[start of Material provided]

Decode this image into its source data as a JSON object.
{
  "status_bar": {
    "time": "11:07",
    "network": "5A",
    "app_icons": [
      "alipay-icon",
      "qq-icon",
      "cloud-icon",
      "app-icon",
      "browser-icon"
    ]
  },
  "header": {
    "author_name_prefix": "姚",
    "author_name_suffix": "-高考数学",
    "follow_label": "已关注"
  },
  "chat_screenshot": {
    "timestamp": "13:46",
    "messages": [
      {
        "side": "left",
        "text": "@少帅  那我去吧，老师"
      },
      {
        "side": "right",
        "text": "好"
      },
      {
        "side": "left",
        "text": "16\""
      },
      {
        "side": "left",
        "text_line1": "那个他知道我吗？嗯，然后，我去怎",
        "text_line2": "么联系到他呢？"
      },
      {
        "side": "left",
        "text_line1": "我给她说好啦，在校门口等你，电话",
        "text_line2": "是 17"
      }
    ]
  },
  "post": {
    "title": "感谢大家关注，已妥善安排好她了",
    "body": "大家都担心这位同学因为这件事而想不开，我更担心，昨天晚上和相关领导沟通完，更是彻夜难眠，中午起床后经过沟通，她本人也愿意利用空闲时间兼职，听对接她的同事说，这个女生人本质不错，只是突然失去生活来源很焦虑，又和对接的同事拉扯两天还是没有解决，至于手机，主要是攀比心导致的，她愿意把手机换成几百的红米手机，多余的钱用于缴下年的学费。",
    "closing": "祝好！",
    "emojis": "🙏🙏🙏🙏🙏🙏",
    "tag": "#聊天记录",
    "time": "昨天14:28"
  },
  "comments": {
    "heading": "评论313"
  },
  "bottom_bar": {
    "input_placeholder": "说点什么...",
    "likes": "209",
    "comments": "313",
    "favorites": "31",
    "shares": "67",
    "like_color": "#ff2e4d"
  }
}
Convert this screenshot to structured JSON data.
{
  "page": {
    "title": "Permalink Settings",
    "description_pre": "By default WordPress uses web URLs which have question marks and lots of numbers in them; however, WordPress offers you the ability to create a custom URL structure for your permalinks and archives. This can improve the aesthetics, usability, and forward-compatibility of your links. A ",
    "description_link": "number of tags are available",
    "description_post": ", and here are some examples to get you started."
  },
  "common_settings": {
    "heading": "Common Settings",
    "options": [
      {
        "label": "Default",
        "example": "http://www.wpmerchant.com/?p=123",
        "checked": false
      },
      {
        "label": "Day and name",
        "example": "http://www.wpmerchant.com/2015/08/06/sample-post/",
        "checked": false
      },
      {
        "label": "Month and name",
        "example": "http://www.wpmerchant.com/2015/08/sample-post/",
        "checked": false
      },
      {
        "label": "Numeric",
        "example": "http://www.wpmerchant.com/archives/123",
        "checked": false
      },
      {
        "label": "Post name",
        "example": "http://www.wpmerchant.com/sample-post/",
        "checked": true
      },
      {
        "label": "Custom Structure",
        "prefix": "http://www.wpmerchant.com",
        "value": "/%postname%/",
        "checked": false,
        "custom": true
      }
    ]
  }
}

[end of Material provided]

Go through the lines above. Select every one that has the string "data".

Exercise response -
Decode this image into its source data as a JSON object.
Convert this screenshot to structured JSON data.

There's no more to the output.